┌──
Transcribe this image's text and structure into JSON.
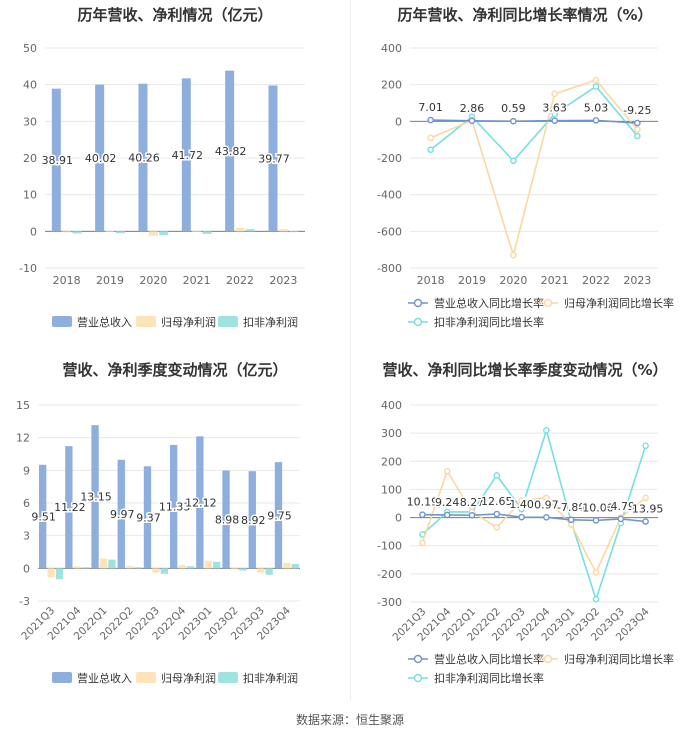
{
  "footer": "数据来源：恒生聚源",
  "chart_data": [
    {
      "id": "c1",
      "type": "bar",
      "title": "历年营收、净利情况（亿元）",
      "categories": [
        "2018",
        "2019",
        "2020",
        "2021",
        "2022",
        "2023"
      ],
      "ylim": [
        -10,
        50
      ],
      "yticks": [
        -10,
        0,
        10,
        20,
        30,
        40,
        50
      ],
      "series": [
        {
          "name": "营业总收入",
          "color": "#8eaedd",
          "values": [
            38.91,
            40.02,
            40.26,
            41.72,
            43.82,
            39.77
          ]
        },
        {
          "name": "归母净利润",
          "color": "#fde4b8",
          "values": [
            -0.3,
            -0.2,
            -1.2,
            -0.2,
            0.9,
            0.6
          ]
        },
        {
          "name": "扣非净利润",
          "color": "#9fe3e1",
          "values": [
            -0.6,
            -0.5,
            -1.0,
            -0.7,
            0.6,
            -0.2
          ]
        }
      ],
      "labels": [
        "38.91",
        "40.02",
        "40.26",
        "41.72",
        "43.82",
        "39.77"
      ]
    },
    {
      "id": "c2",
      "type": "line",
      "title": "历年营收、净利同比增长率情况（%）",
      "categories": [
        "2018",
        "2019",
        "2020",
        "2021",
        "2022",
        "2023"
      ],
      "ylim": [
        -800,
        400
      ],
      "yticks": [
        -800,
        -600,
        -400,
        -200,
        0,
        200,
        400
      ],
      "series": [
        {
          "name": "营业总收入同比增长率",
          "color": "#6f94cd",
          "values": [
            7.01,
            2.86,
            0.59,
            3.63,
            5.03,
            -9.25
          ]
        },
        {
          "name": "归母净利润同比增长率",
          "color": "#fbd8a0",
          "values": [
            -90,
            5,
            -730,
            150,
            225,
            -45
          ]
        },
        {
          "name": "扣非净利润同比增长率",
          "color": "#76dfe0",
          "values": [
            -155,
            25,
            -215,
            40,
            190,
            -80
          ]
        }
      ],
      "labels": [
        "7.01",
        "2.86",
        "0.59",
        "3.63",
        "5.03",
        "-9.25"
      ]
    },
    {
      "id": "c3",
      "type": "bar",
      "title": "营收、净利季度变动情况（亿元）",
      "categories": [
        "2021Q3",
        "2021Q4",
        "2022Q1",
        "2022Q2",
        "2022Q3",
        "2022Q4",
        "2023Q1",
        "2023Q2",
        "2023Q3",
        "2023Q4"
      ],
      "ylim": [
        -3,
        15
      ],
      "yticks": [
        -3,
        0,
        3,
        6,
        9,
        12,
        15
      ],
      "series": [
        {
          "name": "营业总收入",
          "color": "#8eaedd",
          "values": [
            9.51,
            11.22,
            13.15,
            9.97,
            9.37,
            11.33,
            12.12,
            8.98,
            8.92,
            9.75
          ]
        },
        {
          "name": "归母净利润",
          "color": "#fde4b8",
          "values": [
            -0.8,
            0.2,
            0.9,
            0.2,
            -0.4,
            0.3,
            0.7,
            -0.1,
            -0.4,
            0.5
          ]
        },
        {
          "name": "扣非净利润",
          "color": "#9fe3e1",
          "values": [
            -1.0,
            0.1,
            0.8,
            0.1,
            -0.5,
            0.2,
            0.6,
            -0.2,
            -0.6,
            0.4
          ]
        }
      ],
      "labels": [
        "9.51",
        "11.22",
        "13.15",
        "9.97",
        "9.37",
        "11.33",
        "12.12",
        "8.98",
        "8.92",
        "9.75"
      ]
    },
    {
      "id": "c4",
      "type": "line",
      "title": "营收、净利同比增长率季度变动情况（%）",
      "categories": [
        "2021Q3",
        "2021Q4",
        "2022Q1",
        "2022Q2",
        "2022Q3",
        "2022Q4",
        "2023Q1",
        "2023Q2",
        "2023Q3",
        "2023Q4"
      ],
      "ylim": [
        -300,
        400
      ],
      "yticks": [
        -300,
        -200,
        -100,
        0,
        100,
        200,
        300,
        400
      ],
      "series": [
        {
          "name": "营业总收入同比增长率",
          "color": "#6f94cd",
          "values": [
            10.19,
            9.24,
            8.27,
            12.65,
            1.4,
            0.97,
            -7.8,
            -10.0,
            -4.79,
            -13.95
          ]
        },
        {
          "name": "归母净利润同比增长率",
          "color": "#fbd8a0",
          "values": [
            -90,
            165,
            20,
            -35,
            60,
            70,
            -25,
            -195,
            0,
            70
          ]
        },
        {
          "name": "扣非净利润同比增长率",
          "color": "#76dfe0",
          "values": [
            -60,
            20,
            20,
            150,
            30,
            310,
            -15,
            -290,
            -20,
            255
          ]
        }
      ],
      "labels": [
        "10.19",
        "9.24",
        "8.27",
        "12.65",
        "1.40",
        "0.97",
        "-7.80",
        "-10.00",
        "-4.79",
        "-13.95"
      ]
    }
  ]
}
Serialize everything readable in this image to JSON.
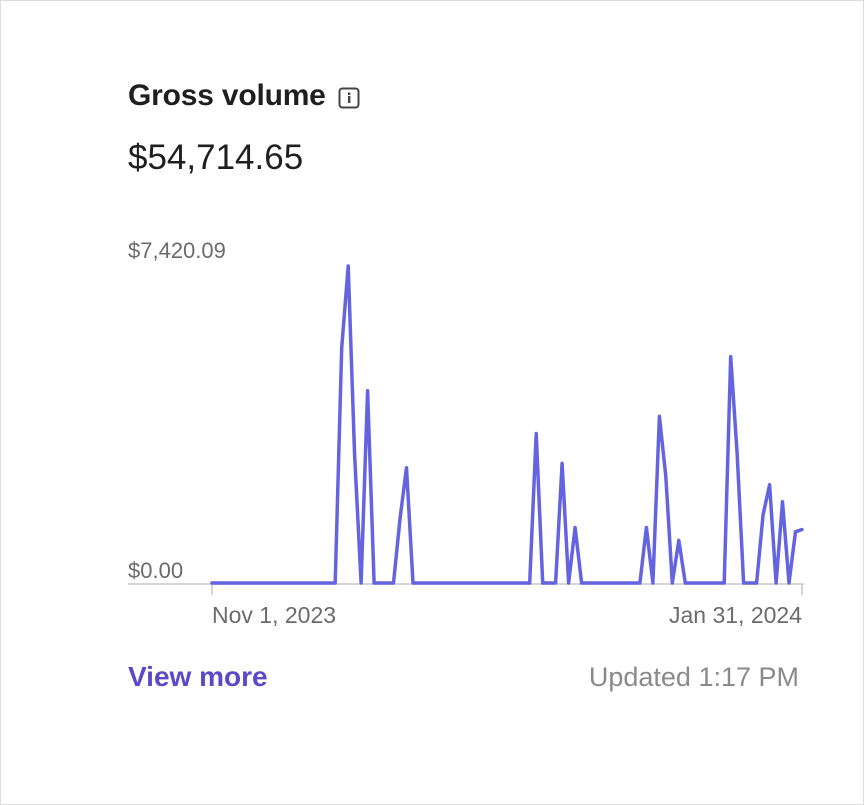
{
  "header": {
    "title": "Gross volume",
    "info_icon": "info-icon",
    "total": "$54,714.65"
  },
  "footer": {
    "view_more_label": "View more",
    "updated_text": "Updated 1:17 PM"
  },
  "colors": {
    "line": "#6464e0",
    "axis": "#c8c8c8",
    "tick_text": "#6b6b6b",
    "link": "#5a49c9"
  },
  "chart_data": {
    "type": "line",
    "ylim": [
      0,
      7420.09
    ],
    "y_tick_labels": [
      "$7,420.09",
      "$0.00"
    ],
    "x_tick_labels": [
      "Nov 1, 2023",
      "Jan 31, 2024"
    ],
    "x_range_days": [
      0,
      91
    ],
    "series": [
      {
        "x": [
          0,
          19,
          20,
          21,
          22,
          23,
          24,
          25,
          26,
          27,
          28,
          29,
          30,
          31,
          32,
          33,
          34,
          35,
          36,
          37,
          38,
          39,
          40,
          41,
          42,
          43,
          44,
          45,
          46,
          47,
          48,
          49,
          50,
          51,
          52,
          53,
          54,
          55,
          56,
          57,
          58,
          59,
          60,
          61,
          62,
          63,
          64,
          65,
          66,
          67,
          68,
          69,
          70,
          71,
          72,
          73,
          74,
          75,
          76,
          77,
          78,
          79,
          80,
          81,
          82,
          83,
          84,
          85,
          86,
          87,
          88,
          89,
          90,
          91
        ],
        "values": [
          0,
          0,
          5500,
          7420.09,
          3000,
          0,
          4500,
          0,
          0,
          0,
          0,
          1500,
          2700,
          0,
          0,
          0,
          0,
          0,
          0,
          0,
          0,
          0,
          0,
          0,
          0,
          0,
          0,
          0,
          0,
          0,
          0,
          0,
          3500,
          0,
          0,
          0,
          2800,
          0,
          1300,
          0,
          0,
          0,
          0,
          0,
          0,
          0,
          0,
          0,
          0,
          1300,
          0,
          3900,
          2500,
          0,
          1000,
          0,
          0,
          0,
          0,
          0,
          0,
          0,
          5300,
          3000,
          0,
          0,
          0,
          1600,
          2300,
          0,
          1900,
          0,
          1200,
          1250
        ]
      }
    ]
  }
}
└──
# Stated task:
Write the lines above out again exactly, without any of their pictures.

# Solution to this problem:
Transcribe this image's text and structure into JSON.
{
  "footer": "数据来源：恒生聚源",
  "chart_data": [
    {
      "id": "c1",
      "type": "bar",
      "title": "历年营收、净利情况（亿元）",
      "categories": [
        "2018",
        "2019",
        "2020",
        "2021",
        "2022",
        "2023"
      ],
      "ylim": [
        -10,
        50
      ],
      "yticks": [
        -10,
        0,
        10,
        20,
        30,
        40,
        50
      ],
      "series": [
        {
          "name": "营业总收入",
          "color": "#8eaedd",
          "values": [
            38.91,
            40.02,
            40.26,
            41.72,
            43.82,
            39.77
          ]
        },
        {
          "name": "归母净利润",
          "color": "#fde4b8",
          "values": [
            -0.3,
            -0.2,
            -1.2,
            -0.2,
            0.9,
            0.6
          ]
        },
        {
          "name": "扣非净利润",
          "color": "#9fe3e1",
          "values": [
            -0.6,
            -0.5,
            -1.0,
            -0.7,
            0.6,
            -0.2
          ]
        }
      ],
      "labels": [
        "38.91",
        "40.02",
        "40.26",
        "41.72",
        "43.82",
        "39.77"
      ]
    },
    {
      "id": "c2",
      "type": "line",
      "title": "历年营收、净利同比增长率情况（%）",
      "categories": [
        "2018",
        "2019",
        "2020",
        "2021",
        "2022",
        "2023"
      ],
      "ylim": [
        -800,
        400
      ],
      "yticks": [
        -800,
        -600,
        -400,
        -200,
        0,
        200,
        400
      ],
      "series": [
        {
          "name": "营业总收入同比增长率",
          "color": "#6f94cd",
          "values": [
            7.01,
            2.86,
            0.59,
            3.63,
            5.03,
            -9.25
          ]
        },
        {
          "name": "归母净利润同比增长率",
          "color": "#fbd8a0",
          "values": [
            -90,
            5,
            -730,
            150,
            225,
            -45
          ]
        },
        {
          "name": "扣非净利润同比增长率",
          "color": "#76dfe0",
          "values": [
            -155,
            25,
            -215,
            40,
            190,
            -80
          ]
        }
      ],
      "labels": [
        "7.01",
        "2.86",
        "0.59",
        "3.63",
        "5.03",
        "-9.25"
      ]
    },
    {
      "id": "c3",
      "type": "bar",
      "title": "营收、净利季度变动情况（亿元）",
      "categories": [
        "2021Q3",
        "2021Q4",
        "2022Q1",
        "2022Q2",
        "2022Q3",
        "2022Q4",
        "2023Q1",
        "2023Q2",
        "2023Q3",
        "2023Q4"
      ],
      "ylim": [
        -3,
        15
      ],
      "yticks": [
        -3,
        0,
        3,
        6,
        9,
        12,
        15
      ],
      "series": [
        {
          "name": "营业总收入",
          "color": "#8eaedd",
          "values": [
            9.51,
            11.22,
            13.15,
            9.97,
            9.37,
            11.33,
            12.12,
            8.98,
            8.92,
            9.75
          ]
        },
        {
          "name": "归母净利润",
          "color": "#fde4b8",
          "values": [
            -0.8,
            0.2,
            0.9,
            0.2,
            -0.4,
            0.3,
            0.7,
            -0.1,
            -0.4,
            0.5
          ]
        },
        {
          "name": "扣非净利润",
          "color": "#9fe3e1",
          "values": [
            -1.0,
            0.1,
            0.8,
            0.1,
            -0.5,
            0.2,
            0.6,
            -0.2,
            -0.6,
            0.4
          ]
        }
      ],
      "labels": [
        "9.51",
        "11.22",
        "13.15",
        "9.97",
        "9.37",
        "11.33",
        "12.12",
        "8.98",
        "8.92",
        "9.75"
      ]
    },
    {
      "id": "c4",
      "type": "line",
      "title": "营收、净利同比增长率季度变动情况（%）",
      "categories": [
        "2021Q3",
        "2021Q4",
        "2022Q1",
        "2022Q2",
        "2022Q3",
        "2022Q4",
        "2023Q1",
        "2023Q2",
        "2023Q3",
        "2023Q4"
      ],
      "ylim": [
        -300,
        400
      ],
      "yticks": [
        -300,
        -200,
        -100,
        0,
        100,
        200,
        300,
        400
      ],
      "series": [
        {
          "name": "营业总收入同比增长率",
          "color": "#6f94cd",
          "values": [
            10.19,
            9.24,
            8.27,
            12.65,
            1.4,
            0.97,
            -7.8,
            -10.0,
            -4.79,
            -13.95
          ]
        },
        {
          "name": "归母净利润同比增长率",
          "color": "#fbd8a0",
          "values": [
            -90,
            165,
            20,
            -35,
            60,
            70,
            -25,
            -195,
            0,
            70
          ]
        },
        {
          "name": "扣非净利润同比增长率",
          "color": "#76dfe0",
          "values": [
            -60,
            20,
            20,
            150,
            30,
            310,
            -15,
            -290,
            -20,
            255
          ]
        }
      ],
      "labels": [
        "10.19",
        "9.24",
        "8.27",
        "12.65",
        "1.40",
        "0.97",
        "-7.80",
        "-10.00",
        "-4.79",
        "-13.95"
      ]
    }
  ]
}
Serialize everything readable in this image to JSON.
{
  "header": {
    "title": "Gross volume",
    "info_icon": "info-icon",
    "total": "$54,714.65"
  },
  "footer": {
    "view_more_label": "View more",
    "updated_text": "Updated 1:17 PM"
  },
  "colors": {
    "line": "#6464e0",
    "axis": "#c8c8c8",
    "tick_text": "#6b6b6b",
    "link": "#5a49c9"
  },
  "chart_data": {
    "type": "line",
    "ylim": [
      0,
      7420.09
    ],
    "y_tick_labels": [
      "$7,420.09",
      "$0.00"
    ],
    "x_tick_labels": [
      "Nov 1, 2023",
      "Jan 31, 2024"
    ],
    "x_range_days": [
      0,
      91
    ],
    "series": [
      {
        "x": [
          0,
          19,
          20,
          21,
          22,
          23,
          24,
          25,
          26,
          27,
          28,
          29,
          30,
          31,
          32,
          33,
          34,
          35,
          36,
          37,
          38,
          39,
          40,
          41,
          42,
          43,
          44,
          45,
          46,
          47,
          48,
          49,
          50,
          51,
          52,
          53,
          54,
          55,
          56,
          57,
          58,
          59,
          60,
          61,
          62,
          63,
          64,
          65,
          66,
          67,
          68,
          69,
          70,
          71,
          72,
          73,
          74,
          75,
          76,
          77,
          78,
          79,
          80,
          81,
          82,
          83,
          84,
          85,
          86,
          87,
          88,
          89,
          90,
          91
        ],
        "values": [
          0,
          0,
          5500,
          7420.09,
          3000,
          0,
          4500,
          0,
          0,
          0,
          0,
          1500,
          2700,
          0,
          0,
          0,
          0,
          0,
          0,
          0,
          0,
          0,
          0,
          0,
          0,
          0,
          0,
          0,
          0,
          0,
          0,
          0,
          3500,
          0,
          0,
          0,
          2800,
          0,
          1300,
          0,
          0,
          0,
          0,
          0,
          0,
          0,
          0,
          0,
          0,
          1300,
          0,
          3900,
          2500,
          0,
          1000,
          0,
          0,
          0,
          0,
          0,
          0,
          0,
          5300,
          3000,
          0,
          0,
          0,
          1600,
          2300,
          0,
          1900,
          0,
          1200,
          1250
        ]
      }
    ]
  }
}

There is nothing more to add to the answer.